What you should do:
Return the full material exactly.

Raw records:
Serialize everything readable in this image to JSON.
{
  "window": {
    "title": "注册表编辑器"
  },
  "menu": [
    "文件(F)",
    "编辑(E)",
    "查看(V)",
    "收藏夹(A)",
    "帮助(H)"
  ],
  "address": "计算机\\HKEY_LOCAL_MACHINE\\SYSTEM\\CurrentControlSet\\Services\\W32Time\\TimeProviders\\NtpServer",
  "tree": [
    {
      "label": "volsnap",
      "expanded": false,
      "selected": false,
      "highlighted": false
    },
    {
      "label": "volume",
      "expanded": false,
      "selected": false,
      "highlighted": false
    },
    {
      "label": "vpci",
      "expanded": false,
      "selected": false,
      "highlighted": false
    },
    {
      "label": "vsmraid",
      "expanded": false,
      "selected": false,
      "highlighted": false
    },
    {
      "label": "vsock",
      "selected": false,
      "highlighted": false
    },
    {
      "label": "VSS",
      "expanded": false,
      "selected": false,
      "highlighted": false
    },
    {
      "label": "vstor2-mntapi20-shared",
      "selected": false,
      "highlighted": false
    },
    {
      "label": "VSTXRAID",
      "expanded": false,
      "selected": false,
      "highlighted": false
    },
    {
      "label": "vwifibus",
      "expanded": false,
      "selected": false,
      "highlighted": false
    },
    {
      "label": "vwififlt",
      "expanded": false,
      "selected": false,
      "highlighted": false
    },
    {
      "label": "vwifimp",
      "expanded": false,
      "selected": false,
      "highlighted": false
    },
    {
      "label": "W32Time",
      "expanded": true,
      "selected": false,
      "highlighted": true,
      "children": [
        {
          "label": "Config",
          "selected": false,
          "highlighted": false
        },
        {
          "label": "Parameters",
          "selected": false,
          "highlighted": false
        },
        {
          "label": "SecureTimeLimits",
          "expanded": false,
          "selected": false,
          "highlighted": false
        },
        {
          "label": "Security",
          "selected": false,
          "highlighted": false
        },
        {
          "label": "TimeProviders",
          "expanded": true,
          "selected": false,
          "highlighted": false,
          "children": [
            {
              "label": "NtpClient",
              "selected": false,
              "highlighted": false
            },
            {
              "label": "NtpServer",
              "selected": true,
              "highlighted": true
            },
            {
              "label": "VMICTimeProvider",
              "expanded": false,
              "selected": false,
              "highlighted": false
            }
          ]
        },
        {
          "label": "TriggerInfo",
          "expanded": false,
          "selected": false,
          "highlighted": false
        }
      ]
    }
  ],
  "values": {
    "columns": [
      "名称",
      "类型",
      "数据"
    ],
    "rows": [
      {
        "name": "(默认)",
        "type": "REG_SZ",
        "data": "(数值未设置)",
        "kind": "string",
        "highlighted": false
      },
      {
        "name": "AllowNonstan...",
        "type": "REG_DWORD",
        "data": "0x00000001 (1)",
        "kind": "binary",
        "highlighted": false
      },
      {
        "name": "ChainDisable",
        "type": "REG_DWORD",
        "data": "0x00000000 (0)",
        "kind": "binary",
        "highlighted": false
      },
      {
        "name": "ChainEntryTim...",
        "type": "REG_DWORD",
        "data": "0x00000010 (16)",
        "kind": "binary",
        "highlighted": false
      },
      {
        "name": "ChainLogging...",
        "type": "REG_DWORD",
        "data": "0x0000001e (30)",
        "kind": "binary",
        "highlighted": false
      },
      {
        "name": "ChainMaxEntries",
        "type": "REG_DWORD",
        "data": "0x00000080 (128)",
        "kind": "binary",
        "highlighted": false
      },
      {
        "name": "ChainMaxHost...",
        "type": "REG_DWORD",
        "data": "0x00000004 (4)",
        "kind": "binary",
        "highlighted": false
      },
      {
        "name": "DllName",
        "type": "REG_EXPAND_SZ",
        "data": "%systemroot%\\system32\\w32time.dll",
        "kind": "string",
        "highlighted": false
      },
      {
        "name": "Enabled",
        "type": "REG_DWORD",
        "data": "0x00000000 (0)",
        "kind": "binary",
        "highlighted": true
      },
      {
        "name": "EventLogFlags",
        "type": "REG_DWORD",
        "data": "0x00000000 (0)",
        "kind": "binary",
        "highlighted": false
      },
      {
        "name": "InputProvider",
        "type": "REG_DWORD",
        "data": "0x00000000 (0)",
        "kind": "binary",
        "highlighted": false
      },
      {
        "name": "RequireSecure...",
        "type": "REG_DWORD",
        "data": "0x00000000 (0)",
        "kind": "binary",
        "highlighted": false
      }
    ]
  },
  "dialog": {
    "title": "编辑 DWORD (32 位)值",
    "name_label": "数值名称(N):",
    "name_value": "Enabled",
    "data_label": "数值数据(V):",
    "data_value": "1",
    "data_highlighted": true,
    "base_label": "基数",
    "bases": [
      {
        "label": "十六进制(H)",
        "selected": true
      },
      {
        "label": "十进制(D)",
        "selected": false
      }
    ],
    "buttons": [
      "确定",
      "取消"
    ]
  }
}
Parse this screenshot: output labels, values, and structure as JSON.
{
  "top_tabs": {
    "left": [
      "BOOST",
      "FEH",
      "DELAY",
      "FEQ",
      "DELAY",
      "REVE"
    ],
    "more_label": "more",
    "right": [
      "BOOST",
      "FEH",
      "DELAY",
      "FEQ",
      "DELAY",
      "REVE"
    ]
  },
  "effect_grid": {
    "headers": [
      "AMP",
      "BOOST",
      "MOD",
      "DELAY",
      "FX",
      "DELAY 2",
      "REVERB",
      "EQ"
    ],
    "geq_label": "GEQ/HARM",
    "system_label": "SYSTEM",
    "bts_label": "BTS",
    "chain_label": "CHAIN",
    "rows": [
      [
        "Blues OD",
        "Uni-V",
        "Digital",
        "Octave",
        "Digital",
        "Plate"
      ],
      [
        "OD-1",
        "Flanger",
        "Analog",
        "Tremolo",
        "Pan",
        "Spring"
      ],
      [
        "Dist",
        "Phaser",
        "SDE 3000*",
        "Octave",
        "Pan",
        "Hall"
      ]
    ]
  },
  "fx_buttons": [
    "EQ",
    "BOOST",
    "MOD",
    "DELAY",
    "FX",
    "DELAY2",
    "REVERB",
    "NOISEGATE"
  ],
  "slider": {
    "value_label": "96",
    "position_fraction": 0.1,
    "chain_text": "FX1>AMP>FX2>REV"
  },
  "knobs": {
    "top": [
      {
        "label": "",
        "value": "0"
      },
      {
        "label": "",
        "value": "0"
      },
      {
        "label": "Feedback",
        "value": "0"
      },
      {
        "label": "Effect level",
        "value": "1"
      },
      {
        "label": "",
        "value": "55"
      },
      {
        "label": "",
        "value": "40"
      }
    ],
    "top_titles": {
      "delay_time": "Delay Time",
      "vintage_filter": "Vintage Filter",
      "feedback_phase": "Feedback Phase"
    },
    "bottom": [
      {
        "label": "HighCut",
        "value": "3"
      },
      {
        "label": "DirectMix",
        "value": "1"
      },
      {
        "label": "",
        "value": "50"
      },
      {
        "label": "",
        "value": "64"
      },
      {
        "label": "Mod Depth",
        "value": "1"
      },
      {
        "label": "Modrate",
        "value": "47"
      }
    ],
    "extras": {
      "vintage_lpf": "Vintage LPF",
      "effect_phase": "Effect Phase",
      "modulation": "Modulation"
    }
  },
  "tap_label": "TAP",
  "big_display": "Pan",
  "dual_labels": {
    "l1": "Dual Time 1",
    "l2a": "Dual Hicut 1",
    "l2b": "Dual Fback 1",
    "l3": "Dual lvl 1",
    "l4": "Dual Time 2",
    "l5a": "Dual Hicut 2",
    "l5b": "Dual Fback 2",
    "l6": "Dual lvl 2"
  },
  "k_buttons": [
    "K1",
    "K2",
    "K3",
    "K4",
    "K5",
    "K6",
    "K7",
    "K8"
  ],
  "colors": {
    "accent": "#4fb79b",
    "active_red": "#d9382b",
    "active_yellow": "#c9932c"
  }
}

Result:
Serialize everything readable in this image to JSON.
{
  "window": {
    "title": "注册表编辑器"
  },
  "menu": [
    "文件(F)",
    "编辑(E)",
    "查看(V)",
    "收藏夹(A)",
    "帮助(H)"
  ],
  "address": "计算机\\HKEY_LOCAL_MACHINE\\SYSTEM\\CurrentControlSet\\Services\\W32Time\\TimeProviders\\NtpServer",
  "tree": [
    {
      "label": "volsnap",
      "expanded": false,
      "selected": false,
      "highlighted": false
    },
    {
      "label": "volume",
      "expanded": false,
      "selected": false,
      "highlighted": false
    },
    {
      "label": "vpci",
      "expanded": false,
      "selected": false,
      "highlighted": false
    },
    {
      "label": "vsmraid",
      "expanded": false,
      "selected": false,
      "highlighted": false
    },
    {
      "label": "vsock",
      "selected": false,
      "highlighted": false
    },
    {
      "label": "VSS",
      "expanded": false,
      "selected": false,
      "highlighted": false
    },
    {
      "label": "vstor2-mntapi20-shared",
      "selected": false,
      "highlighted": false
    },
    {
      "label": "VSTXRAID",
      "expanded": false,
      "selected": false,
      "highlighted": false
    },
    {
      "label": "vwifibus",
      "expanded": false,
      "selected": false,
      "highlighted": false
    },
    {
      "label": "vwififlt",
      "expanded": false,
      "selected": false,
      "highlighted": false
    },
    {
      "label": "vwifimp",
      "expanded": false,
      "selected": false,
      "highlighted": false
    },
    {
      "label": "W32Time",
      "expanded": true,
      "selected": false,
      "highlighted": true,
      "children": [
        {
          "label": "Config",
          "selected": false,
          "highlighted": false
        },
        {
          "label": "Parameters",
          "selected": false,
          "highlighted": false
        },
        {
          "label": "SecureTimeLimits",
          "expanded": false,
          "selected": false,
          "highlighted": false
        },
        {
          "label": "Security",
          "selected": false,
          "highlighted": false
        },
        {
          "label": "TimeProviders",
          "expanded": true,
          "selected": false,
          "highlighted": false,
          "children": [
            {
              "label": "NtpClient",
              "selected": false,
              "highlighted": false
            },
            {
              "label": "NtpServer",
              "selected": true,
              "highlighted": true
            },
            {
              "label": "VMICTimeProvider",
              "expanded": false,
              "selected": false,
              "highlighted": false
            }
          ]
        },
        {
          "label": "TriggerInfo",
          "expanded": false,
          "selected": false,
          "highlighted": false
        }
      ]
    }
  ],
  "values": {
    "columns": [
      "名称",
      "类型",
      "数据"
    ],
    "rows": [
      {
        "name": "(默认)",
        "type": "REG_SZ",
        "data": "(数值未设置)",
        "kind": "string",
        "highlighted": false
      },
      {
        "name": "AllowNonstan...",
        "type": "REG_DWORD",
        "data": "0x00000001 (1)",
        "kind": "binary",
        "highlighted": false
      },
      {
        "name": "ChainDisable",
        "type": "REG_DWORD",
        "data": "0x00000000 (0)",
        "kind": "binary",
        "highlighted": false
      },
      {
        "name": "ChainEntryTim...",
        "type": "REG_DWORD",
        "data": "0x00000010 (16)",
        "kind": "binary",
        "highlighted": false
      },
      {
        "name": "ChainLogging...",
        "type": "REG_DWORD",
        "data": "0x0000001e (30)",
        "kind": "binary",
        "highlighted": false
      },
      {
        "name": "ChainMaxEntries",
        "type": "REG_DWORD",
        "data": "0x00000080 (128)",
        "kind": "binary",
        "highlighted": false
      },
      {
        "name": "ChainMaxHost...",
        "type": "REG_DWORD",
        "data": "0x00000004 (4)",
        "kind": "binary",
        "highlighted": false
      },
      {
        "name": "DllName",
        "type": "REG_EXPAND_SZ",
        "data": "%systemroot%\\system32\\w32time.dll",
        "kind": "string",
        "highlighted": false
      },
      {
        "name": "Enabled",
        "type": "REG_DWORD",
        "data": "0x00000000 (0)",
        "kind": "binary",
        "highlighted": true
      },
      {
        "name": "EventLogFlags",
        "type": "REG_DWORD",
        "data": "0x00000000 (0)",
        "kind": "binary",
        "highlighted": false
      },
      {
        "name": "InputProvider",
        "type": "REG_DWORD",
        "data": "0x00000000 (0)",
        "kind": "binary",
        "highlighted": false
      },
      {
        "name": "RequireSecure...",
        "type": "REG_DWORD",
        "data": "0x00000000 (0)",
        "kind": "binary",
        "highlighted": false
      }
    ]
  },
  "dialog": {
    "title": "编辑 DWORD (32 位)值",
    "name_label": "数值名称(N):",
    "name_value": "Enabled",
    "data_label": "数值数据(V):",
    "data_value": "1",
    "data_highlighted": true,
    "base_label": "基数",
    "bases": [
      {
        "label": "十六进制(H)",
        "selected": true
      },
      {
        "label": "十进制(D)",
        "selected": false
      }
    ],
    "buttons": [
      "确定",
      "取消"
    ]
  }
}
Parse this screenshot: output labels, values, and structure as JSON.
{
  "top_tabs": {
    "left": [
      "BOOST",
      "FEH",
      "DELAY",
      "FEQ",
      "DELAY",
      "REVE"
    ],
    "more_label": "more",
    "right": [
      "BOOST",
      "FEH",
      "DELAY",
      "FEQ",
      "DELAY",
      "REVE"
    ]
  },
  "effect_grid": {
    "headers": [
      "AMP",
      "BOOST",
      "MOD",
      "DELAY",
      "FX",
      "DELAY 2",
      "REVERB",
      "EQ"
    ],
    "geq_label": "GEQ/HARM",
    "system_label": "SYSTEM",
    "bts_label": "BTS",
    "chain_label": "CHAIN",
    "rows": [
      [
        "Blues OD",
        "Uni-V",
        "Digital",
        "Octave",
        "Digital",
        "Plate"
      ],
      [
        "OD-1",
        "Flanger",
        "Analog",
        "Tremolo",
        "Pan",
        "Spring"
      ],
      [
        "Dist",
        "Phaser",
        "SDE 3000*",
        "Octave",
        "Pan",
        "Hall"
      ]
    ]
  },
  "fx_buttons": [
    "EQ",
    "BOOST",
    "MOD",
    "DELAY",
    "FX",
    "DELAY2",
    "REVERB",
    "NOISEGATE"
  ],
  "slider": {
    "value_label": "96",
    "position_fraction": 0.1,
    "chain_text": "FX1>AMP>FX2>REV"
  },
  "knobs": {
    "top": [
      {
        "label": "",
        "value": "0"
      },
      {
        "label": "",
        "value": "0"
      },
      {
        "label": "Feedback",
        "value": "0"
      },
      {
        "label": "Effect level",
        "value": "1"
      },
      {
        "label": "",
        "value": "55"
      },
      {
        "label": "",
        "value": "40"
      }
    ],
    "top_titles": {
      "delay_time": "Delay Time",
      "vintage_filter": "Vintage Filter",
      "feedback_phase": "Feedback Phase"
    },
    "bottom": [
      {
        "label": "HighCut",
        "value": "3"
      },
      {
        "label": "DirectMix",
        "value": "1"
      },
      {
        "label": "",
        "value": "50"
      },
      {
        "label": "",
        "value": "64"
      },
      {
        "label": "Mod Depth",
        "value": "1"
      },
      {
        "label": "Modrate",
        "value": "47"
      }
    ],
    "extras": {
      "vintage_lpf": "Vintage LPF",
      "effect_phase": "Effect Phase",
      "modulation": "Modulation"
    }
  },
  "tap_label": "TAP",
  "big_display": "Pan",
  "dual_labels": {
    "l1": "Dual Time 1",
    "l2a": "Dual Hicut 1",
    "l2b": "Dual Fback 1",
    "l3": "Dual lvl 1",
    "l4": "Dual Time 2",
    "l5a": "Dual Hicut 2",
    "l5b": "Dual Fback 2",
    "l6": "Dual lvl 2"
  },
  "k_buttons": [
    "K1",
    "K2",
    "K3",
    "K4",
    "K5",
    "K6",
    "K7",
    "K8"
  ],
  "colors": {
    "accent": "#4fb79b",
    "active_red": "#d9382b",
    "active_yellow": "#c9932c"
  }
}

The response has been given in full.